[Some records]
::::::::::

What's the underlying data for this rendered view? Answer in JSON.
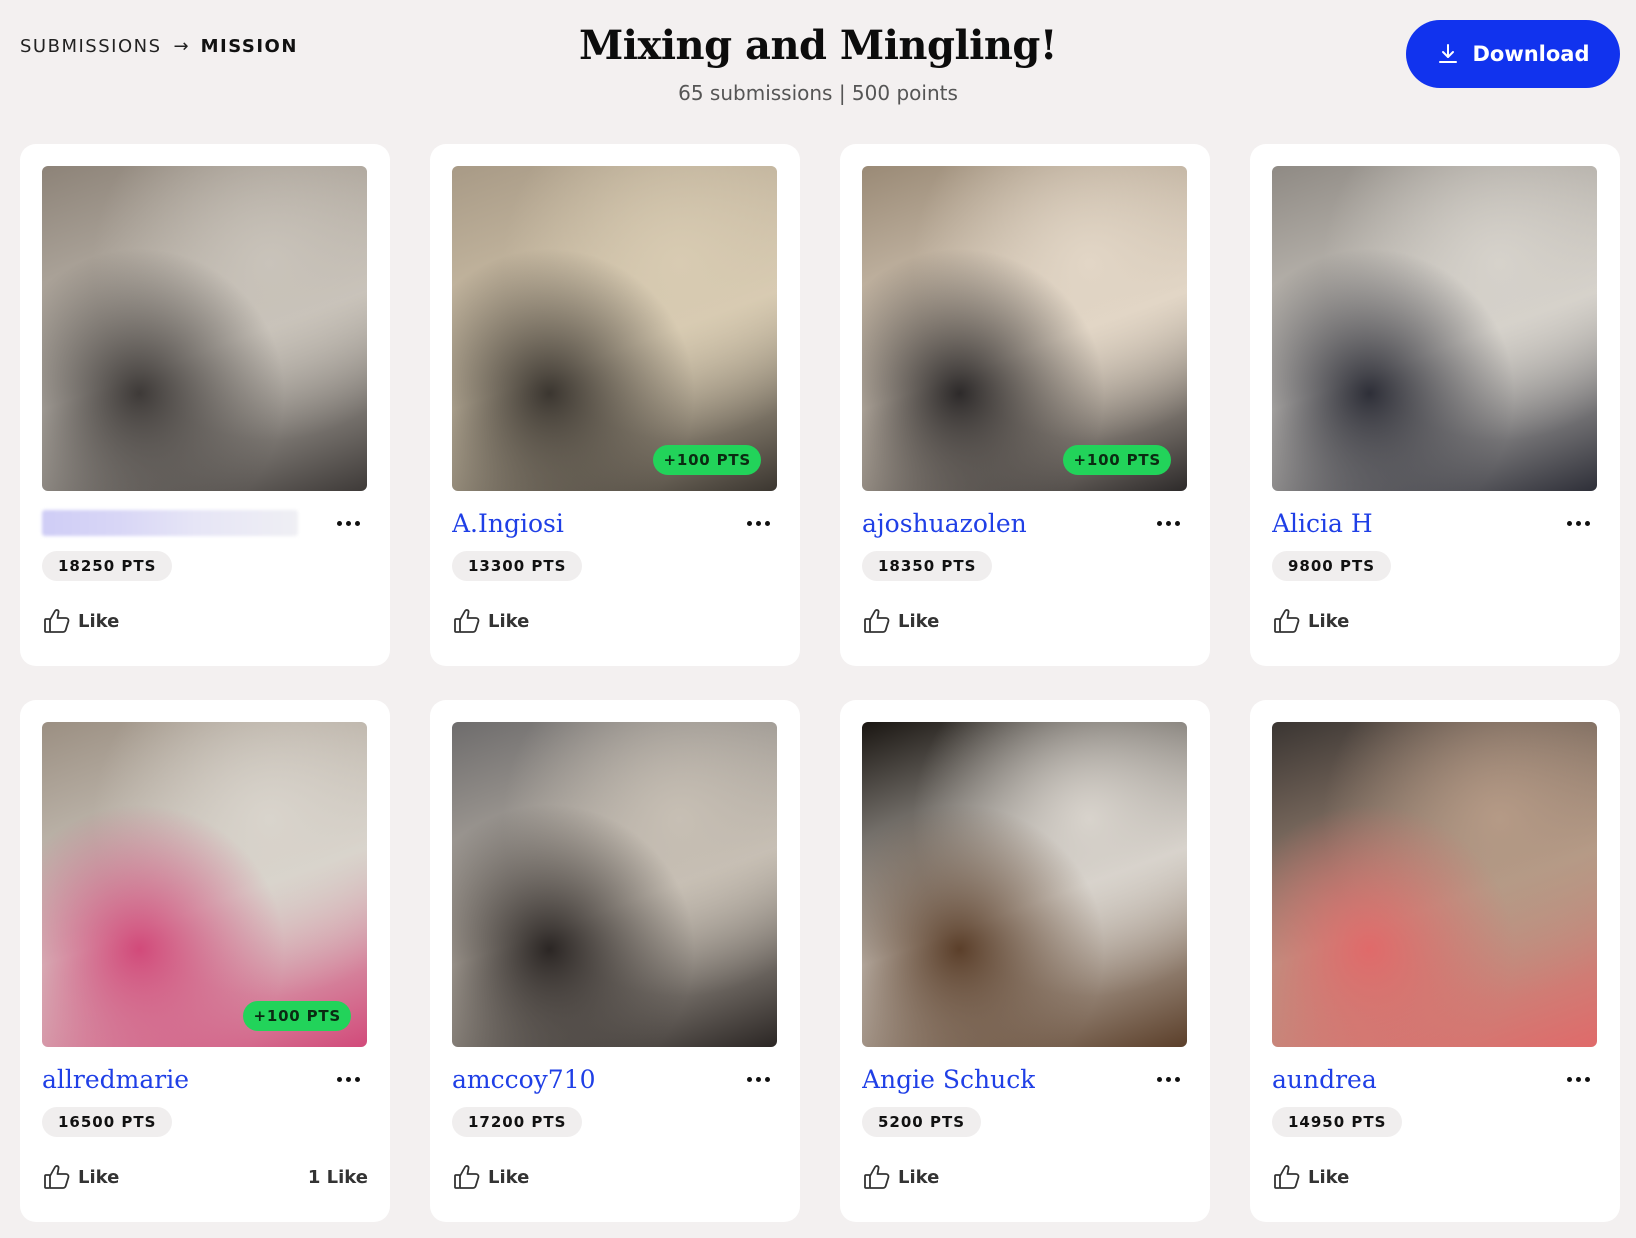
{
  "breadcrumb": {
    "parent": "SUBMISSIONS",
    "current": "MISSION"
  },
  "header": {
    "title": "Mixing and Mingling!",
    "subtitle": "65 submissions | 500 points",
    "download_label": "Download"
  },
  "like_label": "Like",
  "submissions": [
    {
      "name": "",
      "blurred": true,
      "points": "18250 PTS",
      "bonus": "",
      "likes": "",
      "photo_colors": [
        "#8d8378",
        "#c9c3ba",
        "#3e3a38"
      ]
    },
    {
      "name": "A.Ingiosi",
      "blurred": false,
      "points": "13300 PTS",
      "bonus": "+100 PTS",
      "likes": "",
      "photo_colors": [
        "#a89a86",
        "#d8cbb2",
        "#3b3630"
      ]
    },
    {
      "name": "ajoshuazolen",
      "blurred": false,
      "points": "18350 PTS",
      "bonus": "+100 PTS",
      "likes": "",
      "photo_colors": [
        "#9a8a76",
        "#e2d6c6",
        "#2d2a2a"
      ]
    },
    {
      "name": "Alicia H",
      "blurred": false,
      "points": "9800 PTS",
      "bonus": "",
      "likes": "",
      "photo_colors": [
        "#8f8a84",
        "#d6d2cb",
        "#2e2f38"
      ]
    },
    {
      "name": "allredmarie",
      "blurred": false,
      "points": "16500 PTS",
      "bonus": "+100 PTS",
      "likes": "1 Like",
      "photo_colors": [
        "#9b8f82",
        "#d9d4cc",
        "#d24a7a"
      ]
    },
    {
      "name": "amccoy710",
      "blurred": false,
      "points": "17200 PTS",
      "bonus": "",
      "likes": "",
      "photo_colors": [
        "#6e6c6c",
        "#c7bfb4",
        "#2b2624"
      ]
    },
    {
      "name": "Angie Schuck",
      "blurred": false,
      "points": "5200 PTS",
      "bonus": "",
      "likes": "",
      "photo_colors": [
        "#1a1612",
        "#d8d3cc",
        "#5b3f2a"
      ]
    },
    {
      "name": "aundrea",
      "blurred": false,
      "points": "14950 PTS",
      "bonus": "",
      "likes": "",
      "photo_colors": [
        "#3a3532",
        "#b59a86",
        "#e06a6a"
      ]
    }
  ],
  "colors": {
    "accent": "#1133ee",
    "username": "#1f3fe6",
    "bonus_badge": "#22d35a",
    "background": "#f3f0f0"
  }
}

::::::::::

◆ **EXERCISE TASK**:
Repeat each record exactly, with the pictures left out.

◆ **EXERCISE OUTPUT**:
What's the underlying data for this rendered view? Answer in JSON.
{
  "breadcrumb": {
    "parent": "SUBMISSIONS",
    "current": "MISSION"
  },
  "header": {
    "title": "Mixing and Mingling!",
    "subtitle": "65 submissions | 500 points",
    "download_label": "Download"
  },
  "like_label": "Like",
  "submissions": [
    {
      "name": "",
      "blurred": true,
      "points": "18250 PTS",
      "bonus": "",
      "likes": "",
      "photo_colors": [
        "#8d8378",
        "#c9c3ba",
        "#3e3a38"
      ]
    },
    {
      "name": "A.Ingiosi",
      "blurred": false,
      "points": "13300 PTS",
      "bonus": "+100 PTS",
      "likes": "",
      "photo_colors": [
        "#a89a86",
        "#d8cbb2",
        "#3b3630"
      ]
    },
    {
      "name": "ajoshuazolen",
      "blurred": false,
      "points": "18350 PTS",
      "bonus": "+100 PTS",
      "likes": "",
      "photo_colors": [
        "#9a8a76",
        "#e2d6c6",
        "#2d2a2a"
      ]
    },
    {
      "name": "Alicia H",
      "blurred": false,
      "points": "9800 PTS",
      "bonus": "",
      "likes": "",
      "photo_colors": [
        "#8f8a84",
        "#d6d2cb",
        "#2e2f38"
      ]
    },
    {
      "name": "allredmarie",
      "blurred": false,
      "points": "16500 PTS",
      "bonus": "+100 PTS",
      "likes": "1 Like",
      "photo_colors": [
        "#9b8f82",
        "#d9d4cc",
        "#d24a7a"
      ]
    },
    {
      "name": "amccoy710",
      "blurred": false,
      "points": "17200 PTS",
      "bonus": "",
      "likes": "",
      "photo_colors": [
        "#6e6c6c",
        "#c7bfb4",
        "#2b2624"
      ]
    },
    {
      "name": "Angie Schuck",
      "blurred": false,
      "points": "5200 PTS",
      "bonus": "",
      "likes": "",
      "photo_colors": [
        "#1a1612",
        "#d8d3cc",
        "#5b3f2a"
      ]
    },
    {
      "name": "aundrea",
      "blurred": false,
      "points": "14950 PTS",
      "bonus": "",
      "likes": "",
      "photo_colors": [
        "#3a3532",
        "#b59a86",
        "#e06a6a"
      ]
    }
  ],
  "colors": {
    "accent": "#1133ee",
    "username": "#1f3fe6",
    "bonus_badge": "#22d35a",
    "background": "#f3f0f0"
  }
}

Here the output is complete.